> _Directions for this task_: Copy every line that contains the string "website" from the entries below.

╭─ Given entries

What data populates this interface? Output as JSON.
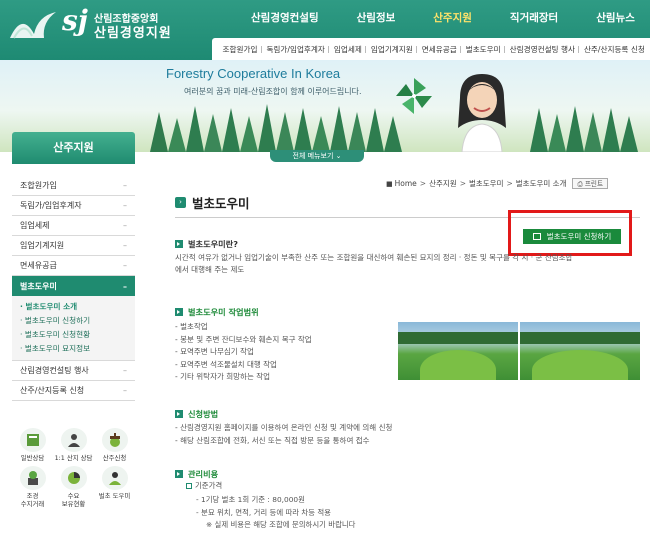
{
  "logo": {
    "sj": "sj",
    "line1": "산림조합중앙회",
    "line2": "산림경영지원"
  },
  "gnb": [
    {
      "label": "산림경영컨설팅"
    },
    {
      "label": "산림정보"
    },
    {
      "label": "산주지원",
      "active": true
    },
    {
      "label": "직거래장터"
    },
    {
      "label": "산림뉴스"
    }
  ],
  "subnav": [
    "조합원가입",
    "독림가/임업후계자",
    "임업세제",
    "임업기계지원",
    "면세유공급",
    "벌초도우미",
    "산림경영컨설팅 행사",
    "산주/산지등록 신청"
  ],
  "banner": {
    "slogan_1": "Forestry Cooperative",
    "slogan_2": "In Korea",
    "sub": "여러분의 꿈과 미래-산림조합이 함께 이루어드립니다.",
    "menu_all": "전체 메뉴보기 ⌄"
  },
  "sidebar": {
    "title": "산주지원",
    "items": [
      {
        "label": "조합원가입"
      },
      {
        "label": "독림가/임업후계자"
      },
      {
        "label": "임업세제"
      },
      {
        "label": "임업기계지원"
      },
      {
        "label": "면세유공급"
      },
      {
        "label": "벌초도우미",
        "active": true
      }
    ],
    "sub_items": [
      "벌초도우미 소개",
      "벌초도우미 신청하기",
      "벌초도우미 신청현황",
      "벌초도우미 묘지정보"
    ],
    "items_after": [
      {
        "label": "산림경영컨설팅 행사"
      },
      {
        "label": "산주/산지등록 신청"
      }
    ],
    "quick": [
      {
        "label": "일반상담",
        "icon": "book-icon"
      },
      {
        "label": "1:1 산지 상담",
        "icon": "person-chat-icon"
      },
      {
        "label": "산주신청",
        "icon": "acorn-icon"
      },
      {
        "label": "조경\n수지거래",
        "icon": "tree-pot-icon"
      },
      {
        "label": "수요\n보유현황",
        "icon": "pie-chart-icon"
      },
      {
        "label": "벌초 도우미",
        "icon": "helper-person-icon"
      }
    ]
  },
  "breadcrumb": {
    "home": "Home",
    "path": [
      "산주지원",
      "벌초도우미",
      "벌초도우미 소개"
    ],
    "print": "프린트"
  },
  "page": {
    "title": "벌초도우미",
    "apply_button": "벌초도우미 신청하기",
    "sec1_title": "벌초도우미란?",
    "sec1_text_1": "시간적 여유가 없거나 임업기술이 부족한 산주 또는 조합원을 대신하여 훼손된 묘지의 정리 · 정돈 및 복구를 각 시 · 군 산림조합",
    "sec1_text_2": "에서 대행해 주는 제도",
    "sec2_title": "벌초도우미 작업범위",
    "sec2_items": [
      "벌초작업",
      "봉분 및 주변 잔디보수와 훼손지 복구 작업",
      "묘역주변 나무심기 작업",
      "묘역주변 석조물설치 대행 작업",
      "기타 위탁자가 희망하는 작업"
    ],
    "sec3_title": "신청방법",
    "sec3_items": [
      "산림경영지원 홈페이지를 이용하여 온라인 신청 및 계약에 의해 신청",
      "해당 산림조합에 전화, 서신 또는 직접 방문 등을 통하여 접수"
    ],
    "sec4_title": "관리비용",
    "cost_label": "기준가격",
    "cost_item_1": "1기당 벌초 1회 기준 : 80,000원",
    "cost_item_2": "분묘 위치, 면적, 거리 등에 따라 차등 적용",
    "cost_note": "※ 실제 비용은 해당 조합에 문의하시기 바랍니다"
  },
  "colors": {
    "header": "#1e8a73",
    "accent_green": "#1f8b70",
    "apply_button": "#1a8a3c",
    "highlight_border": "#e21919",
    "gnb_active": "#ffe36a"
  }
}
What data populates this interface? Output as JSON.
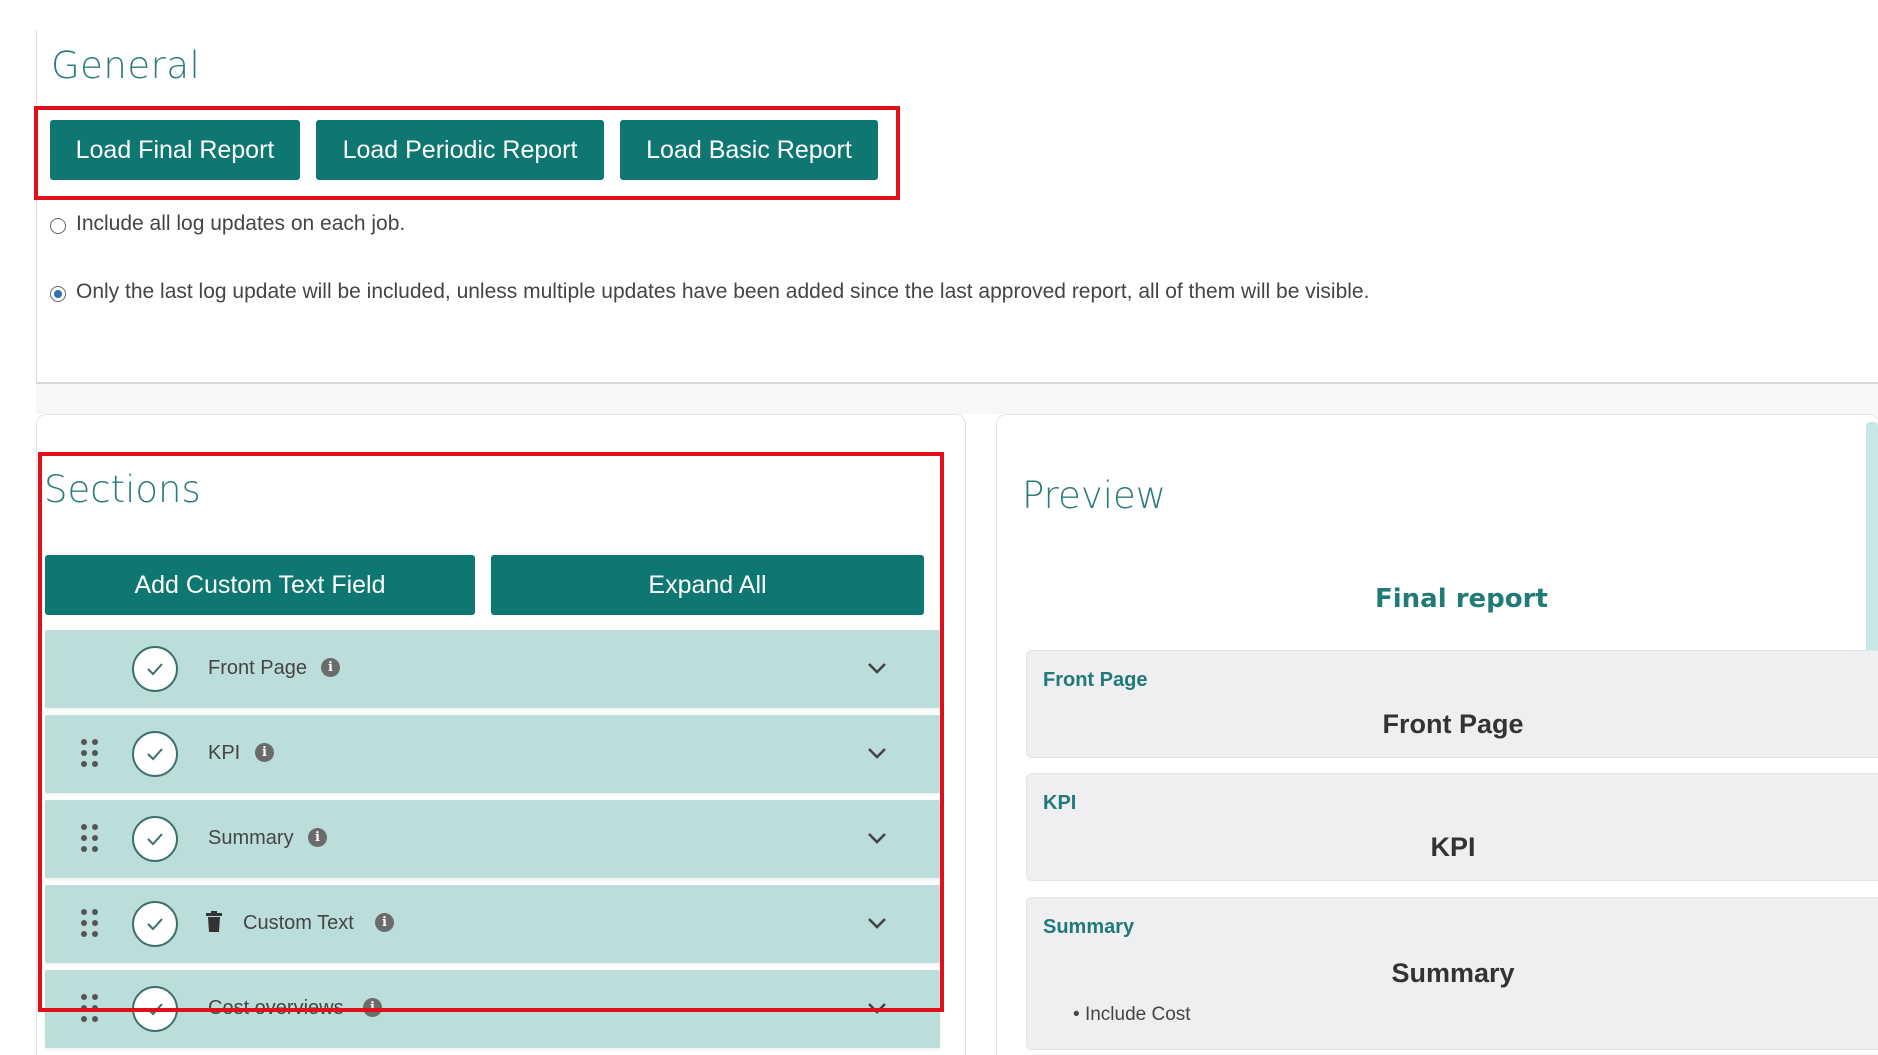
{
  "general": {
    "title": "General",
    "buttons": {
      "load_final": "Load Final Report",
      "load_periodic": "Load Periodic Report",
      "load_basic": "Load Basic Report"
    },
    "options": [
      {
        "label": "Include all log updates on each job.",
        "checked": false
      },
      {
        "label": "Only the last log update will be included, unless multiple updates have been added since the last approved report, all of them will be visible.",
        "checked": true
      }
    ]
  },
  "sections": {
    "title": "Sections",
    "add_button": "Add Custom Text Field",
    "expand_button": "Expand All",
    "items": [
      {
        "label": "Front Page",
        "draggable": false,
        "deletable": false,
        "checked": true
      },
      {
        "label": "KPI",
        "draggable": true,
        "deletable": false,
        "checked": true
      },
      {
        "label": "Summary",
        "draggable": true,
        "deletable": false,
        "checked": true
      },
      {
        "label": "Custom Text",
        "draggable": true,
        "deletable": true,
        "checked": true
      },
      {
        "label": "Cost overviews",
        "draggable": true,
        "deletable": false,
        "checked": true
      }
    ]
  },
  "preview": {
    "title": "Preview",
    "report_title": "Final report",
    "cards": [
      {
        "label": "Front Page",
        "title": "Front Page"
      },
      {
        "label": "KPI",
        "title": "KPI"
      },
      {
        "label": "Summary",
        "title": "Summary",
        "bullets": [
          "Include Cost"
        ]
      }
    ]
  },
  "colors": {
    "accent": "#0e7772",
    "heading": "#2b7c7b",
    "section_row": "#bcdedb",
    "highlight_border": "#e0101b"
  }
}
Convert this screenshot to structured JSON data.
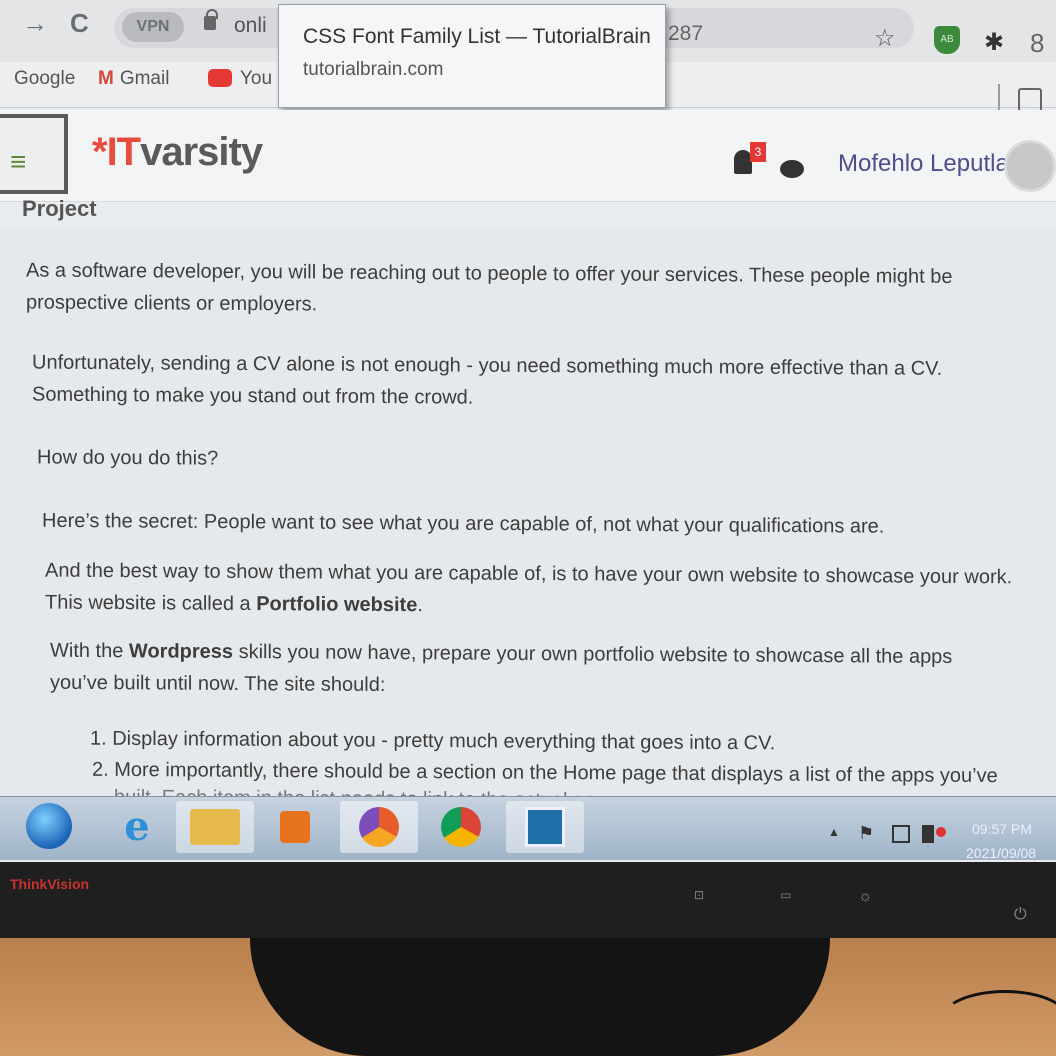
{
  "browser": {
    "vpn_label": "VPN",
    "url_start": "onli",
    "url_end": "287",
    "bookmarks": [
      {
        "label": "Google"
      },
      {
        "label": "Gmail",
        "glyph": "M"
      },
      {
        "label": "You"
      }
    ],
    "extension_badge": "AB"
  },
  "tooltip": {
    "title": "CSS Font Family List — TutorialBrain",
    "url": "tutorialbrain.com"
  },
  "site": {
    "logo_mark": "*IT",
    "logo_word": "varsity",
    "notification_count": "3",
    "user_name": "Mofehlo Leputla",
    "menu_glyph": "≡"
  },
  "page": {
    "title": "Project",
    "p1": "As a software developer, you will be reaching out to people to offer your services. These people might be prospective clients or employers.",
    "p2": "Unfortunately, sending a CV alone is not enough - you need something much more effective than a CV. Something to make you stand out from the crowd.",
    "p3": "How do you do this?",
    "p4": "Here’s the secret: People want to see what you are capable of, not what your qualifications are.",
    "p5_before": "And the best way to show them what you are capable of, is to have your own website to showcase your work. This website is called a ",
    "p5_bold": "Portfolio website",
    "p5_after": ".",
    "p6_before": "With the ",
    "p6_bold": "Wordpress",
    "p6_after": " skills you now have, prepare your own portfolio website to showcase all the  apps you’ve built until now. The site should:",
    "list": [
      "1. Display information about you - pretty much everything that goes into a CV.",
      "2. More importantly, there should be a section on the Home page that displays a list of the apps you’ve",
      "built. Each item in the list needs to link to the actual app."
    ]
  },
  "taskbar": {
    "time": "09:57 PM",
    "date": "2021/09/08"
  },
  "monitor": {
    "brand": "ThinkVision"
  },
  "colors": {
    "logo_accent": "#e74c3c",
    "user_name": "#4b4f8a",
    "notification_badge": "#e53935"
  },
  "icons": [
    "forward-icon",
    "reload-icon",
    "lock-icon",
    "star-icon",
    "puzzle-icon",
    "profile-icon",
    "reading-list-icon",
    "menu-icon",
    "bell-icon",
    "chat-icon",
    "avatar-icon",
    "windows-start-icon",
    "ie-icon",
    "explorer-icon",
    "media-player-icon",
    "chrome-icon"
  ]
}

╰─

> _Task solution_:
    "p5_before": "And the best way to show them what you are capable of, is to have your own website to showcase your work. This website is called a ",
    "p5_bold": "Portfolio website",
    "p6_after": " skills you now have, prepare your own portfolio website to showcase all the  apps you’ve built until now. The site should:",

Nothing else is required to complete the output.